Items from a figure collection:
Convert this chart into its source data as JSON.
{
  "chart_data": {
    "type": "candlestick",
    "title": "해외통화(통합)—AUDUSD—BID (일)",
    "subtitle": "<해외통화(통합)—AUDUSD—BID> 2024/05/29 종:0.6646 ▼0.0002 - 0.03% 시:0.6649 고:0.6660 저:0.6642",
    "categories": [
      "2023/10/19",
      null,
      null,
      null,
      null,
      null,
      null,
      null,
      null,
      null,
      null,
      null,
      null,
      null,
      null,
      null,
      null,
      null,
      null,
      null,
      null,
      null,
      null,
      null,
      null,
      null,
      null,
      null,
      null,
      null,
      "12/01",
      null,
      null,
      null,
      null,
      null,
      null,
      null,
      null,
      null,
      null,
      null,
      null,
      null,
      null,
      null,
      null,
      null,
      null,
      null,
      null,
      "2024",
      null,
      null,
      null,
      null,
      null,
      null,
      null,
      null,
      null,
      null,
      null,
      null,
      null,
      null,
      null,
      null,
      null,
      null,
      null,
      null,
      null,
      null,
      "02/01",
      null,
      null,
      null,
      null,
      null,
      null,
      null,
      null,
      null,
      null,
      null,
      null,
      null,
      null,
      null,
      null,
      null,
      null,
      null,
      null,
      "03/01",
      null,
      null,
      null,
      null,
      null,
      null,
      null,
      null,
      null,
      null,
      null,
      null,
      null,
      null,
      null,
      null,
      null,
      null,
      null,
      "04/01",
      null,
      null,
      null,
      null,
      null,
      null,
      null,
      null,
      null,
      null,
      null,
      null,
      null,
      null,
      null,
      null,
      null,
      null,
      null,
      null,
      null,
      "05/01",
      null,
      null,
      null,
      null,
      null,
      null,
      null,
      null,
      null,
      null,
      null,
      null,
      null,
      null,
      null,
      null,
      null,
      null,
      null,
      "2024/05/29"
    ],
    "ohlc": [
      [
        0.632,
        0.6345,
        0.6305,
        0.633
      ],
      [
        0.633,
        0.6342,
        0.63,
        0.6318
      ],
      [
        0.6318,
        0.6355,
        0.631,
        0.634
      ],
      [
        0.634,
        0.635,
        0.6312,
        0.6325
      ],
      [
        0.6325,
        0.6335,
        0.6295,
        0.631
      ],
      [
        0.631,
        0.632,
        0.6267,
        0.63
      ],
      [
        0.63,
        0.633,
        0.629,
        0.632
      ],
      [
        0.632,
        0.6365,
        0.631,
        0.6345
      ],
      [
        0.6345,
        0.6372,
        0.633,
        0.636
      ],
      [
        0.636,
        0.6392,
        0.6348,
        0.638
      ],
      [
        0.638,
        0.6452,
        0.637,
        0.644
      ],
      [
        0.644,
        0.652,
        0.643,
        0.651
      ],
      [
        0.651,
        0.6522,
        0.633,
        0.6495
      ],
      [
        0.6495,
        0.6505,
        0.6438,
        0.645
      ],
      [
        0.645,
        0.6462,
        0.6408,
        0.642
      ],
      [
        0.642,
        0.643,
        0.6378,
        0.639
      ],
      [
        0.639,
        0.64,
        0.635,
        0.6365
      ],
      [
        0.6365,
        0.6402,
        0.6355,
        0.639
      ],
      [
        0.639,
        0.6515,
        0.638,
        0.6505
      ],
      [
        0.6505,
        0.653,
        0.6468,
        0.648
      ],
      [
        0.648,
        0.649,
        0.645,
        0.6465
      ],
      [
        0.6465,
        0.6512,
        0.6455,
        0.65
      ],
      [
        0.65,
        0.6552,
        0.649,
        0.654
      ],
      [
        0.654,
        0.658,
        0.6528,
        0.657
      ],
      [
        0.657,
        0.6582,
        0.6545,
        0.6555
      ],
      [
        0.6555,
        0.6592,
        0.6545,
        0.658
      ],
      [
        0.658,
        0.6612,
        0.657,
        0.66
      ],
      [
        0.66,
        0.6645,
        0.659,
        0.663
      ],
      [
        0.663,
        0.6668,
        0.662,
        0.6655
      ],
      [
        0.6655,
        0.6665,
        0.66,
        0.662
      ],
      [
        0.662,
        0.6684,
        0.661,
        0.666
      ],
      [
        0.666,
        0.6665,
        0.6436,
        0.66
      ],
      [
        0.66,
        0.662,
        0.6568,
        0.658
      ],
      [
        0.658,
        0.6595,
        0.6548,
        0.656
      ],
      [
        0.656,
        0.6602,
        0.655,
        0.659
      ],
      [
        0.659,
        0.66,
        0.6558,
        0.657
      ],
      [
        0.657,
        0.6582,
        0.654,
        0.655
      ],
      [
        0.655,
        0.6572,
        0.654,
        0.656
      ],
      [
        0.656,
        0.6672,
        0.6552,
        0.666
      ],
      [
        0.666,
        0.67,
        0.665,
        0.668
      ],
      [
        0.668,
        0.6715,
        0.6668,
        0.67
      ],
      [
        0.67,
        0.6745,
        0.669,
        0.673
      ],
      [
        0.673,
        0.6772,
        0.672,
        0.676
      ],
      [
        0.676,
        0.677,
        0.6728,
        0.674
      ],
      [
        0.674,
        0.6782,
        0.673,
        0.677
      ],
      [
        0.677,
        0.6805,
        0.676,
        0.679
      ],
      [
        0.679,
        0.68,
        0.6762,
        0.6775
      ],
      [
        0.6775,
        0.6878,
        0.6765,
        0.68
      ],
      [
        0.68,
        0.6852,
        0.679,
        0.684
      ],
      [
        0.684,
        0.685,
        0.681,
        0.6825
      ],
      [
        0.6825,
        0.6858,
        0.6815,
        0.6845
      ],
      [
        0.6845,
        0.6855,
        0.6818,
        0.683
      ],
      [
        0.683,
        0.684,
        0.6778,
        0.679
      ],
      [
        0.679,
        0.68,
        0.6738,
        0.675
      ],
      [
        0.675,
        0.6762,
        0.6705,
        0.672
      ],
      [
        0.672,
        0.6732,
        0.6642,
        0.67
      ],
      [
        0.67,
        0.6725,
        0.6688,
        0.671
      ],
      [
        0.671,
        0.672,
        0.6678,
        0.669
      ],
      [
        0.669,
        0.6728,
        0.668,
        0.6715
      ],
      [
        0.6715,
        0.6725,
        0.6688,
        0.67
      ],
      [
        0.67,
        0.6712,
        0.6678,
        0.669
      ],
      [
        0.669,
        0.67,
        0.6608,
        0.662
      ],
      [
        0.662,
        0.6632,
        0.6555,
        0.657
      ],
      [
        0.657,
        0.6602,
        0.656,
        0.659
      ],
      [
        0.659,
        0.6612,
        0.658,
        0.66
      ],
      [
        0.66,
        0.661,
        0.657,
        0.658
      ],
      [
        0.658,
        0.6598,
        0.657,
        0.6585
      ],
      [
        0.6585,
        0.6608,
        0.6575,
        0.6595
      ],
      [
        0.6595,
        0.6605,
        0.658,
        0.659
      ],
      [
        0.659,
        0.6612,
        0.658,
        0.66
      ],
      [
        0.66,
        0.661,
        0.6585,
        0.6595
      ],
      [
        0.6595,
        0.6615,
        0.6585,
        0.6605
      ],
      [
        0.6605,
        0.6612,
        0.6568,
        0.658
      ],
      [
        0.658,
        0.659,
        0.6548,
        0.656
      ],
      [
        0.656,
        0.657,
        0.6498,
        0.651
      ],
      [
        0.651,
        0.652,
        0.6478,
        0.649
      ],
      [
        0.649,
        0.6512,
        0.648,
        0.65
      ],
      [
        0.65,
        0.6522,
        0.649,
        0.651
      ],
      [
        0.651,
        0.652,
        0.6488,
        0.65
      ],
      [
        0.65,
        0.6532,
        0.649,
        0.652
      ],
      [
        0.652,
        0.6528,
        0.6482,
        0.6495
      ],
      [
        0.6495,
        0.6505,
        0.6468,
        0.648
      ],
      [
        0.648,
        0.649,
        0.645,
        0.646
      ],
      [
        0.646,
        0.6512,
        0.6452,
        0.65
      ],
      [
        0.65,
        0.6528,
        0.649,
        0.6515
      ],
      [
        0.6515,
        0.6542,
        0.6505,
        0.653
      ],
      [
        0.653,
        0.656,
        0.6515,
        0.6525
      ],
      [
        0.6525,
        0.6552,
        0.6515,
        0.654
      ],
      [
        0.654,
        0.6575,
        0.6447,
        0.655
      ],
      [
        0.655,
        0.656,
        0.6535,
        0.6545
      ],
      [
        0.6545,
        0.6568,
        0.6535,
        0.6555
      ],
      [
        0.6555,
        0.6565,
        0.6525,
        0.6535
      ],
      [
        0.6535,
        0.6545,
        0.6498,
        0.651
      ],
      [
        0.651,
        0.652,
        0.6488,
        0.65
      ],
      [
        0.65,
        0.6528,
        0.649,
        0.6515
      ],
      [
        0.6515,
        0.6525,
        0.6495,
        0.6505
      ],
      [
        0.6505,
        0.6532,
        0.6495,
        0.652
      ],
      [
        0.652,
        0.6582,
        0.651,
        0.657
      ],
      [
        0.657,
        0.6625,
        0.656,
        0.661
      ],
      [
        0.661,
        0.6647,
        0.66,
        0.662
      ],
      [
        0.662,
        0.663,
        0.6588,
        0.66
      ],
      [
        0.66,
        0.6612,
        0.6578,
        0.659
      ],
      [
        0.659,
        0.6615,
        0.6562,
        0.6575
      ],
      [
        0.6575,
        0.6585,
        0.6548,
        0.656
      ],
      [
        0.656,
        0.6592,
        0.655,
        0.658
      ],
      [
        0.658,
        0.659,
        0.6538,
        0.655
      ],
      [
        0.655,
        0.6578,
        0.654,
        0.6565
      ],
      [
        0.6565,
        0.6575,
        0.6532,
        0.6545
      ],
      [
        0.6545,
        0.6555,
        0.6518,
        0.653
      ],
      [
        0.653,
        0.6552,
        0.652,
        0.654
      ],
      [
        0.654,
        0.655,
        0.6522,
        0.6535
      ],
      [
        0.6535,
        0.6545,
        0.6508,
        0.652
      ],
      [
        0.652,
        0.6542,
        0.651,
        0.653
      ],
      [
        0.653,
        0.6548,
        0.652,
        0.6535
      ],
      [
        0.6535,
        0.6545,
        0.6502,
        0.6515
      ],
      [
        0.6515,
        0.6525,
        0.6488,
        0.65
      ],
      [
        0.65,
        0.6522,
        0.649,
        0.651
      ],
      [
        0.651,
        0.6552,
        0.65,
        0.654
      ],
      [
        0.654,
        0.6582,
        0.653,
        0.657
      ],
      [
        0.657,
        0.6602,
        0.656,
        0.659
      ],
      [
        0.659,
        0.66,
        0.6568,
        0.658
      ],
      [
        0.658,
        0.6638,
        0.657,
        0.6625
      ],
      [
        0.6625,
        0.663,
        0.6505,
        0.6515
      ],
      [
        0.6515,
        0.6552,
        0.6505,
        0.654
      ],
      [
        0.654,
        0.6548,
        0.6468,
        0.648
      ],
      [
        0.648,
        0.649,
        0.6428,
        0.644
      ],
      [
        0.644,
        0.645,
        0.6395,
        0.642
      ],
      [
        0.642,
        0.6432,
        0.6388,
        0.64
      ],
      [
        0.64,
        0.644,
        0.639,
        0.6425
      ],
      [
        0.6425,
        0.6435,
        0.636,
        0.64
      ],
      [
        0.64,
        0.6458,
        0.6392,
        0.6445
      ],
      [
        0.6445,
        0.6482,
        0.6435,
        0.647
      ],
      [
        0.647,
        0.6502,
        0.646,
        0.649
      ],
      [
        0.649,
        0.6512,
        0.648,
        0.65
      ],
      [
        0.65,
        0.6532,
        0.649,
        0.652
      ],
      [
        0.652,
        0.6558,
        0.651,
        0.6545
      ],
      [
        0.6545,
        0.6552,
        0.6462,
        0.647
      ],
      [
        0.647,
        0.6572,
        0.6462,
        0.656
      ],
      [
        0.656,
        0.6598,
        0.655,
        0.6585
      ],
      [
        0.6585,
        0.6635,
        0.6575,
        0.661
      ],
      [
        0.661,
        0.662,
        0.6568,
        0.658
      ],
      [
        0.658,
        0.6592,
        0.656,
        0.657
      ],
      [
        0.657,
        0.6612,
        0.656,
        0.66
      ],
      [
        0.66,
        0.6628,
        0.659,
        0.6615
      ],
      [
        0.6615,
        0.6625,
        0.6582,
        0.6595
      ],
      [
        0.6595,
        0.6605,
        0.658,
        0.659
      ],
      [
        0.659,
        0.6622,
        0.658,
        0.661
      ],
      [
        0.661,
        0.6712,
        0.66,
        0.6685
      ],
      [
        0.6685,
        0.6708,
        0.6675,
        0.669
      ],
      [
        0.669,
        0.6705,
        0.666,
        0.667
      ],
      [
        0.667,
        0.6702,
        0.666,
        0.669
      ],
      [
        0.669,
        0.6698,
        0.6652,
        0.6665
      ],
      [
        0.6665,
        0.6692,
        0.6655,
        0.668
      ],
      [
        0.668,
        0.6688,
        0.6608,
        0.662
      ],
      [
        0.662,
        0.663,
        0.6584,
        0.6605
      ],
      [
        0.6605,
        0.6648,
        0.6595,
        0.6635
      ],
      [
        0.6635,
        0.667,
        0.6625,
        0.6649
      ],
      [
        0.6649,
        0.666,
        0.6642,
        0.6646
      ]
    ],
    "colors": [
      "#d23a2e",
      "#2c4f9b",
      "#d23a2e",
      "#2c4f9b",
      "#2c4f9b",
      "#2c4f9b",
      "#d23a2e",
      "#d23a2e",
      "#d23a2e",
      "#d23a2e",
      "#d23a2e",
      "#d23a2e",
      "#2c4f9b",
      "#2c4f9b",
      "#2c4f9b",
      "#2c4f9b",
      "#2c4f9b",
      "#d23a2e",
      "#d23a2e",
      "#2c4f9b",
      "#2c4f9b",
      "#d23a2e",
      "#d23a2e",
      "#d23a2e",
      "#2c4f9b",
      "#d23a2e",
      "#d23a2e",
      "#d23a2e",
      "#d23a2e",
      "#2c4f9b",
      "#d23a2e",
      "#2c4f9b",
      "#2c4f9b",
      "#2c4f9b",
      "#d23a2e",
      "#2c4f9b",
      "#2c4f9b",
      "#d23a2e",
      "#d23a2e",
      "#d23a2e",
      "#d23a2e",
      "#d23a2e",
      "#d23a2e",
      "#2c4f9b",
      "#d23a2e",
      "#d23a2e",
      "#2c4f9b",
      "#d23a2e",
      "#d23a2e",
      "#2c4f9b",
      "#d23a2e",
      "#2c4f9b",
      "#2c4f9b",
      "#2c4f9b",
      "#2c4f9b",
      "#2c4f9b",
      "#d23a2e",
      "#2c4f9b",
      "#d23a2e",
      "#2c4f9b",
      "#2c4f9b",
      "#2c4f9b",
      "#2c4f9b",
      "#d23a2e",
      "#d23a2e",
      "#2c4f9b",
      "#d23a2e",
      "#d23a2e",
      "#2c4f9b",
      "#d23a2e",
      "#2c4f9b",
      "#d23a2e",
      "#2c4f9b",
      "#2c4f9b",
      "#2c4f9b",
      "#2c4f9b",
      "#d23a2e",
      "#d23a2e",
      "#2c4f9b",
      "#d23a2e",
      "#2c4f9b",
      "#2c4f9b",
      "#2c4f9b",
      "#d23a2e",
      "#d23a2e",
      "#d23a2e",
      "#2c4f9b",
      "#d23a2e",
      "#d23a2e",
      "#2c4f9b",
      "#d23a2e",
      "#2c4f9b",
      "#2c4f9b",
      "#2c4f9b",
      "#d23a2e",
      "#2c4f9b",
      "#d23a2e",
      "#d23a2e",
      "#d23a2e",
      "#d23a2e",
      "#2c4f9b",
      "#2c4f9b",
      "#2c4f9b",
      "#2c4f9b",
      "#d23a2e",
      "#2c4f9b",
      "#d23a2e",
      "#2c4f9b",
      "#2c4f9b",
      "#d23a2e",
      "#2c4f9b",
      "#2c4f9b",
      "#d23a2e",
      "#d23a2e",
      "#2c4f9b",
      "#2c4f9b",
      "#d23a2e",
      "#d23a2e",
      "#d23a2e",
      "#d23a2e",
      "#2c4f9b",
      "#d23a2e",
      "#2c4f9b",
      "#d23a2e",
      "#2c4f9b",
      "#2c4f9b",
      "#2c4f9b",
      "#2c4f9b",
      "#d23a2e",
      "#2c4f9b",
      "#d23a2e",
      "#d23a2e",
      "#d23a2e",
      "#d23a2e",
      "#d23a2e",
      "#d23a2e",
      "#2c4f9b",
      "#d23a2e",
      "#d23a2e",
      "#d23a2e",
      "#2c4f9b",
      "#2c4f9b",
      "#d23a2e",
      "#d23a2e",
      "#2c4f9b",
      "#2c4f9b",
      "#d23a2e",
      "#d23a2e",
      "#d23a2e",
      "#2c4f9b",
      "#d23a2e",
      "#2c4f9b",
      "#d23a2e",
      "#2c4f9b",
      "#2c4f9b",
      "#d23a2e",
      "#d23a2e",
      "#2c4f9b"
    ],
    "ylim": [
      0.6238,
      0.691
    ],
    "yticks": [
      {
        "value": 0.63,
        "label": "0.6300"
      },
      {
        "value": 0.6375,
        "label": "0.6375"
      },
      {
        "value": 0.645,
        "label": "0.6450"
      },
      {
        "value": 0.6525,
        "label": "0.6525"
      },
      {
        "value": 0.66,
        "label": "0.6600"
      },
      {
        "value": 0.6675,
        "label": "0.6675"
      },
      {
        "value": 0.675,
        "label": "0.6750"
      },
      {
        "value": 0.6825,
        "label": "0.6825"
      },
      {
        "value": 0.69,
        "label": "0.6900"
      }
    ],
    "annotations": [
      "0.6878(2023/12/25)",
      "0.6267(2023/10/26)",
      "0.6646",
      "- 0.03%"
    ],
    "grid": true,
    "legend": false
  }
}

Written exercise: Pick out each line in the material containing "해외통화".

Correct output:
    "title": "해외통화(통합)—AUDUSD—BID (일)",
    "subtitle": "<해외통화(통합)—AUDUSD—BID> 2024/05/29 종:0.6646 ▼0.0002 - 0.03% 시:0.6649 고:0.6660 저:0.6642",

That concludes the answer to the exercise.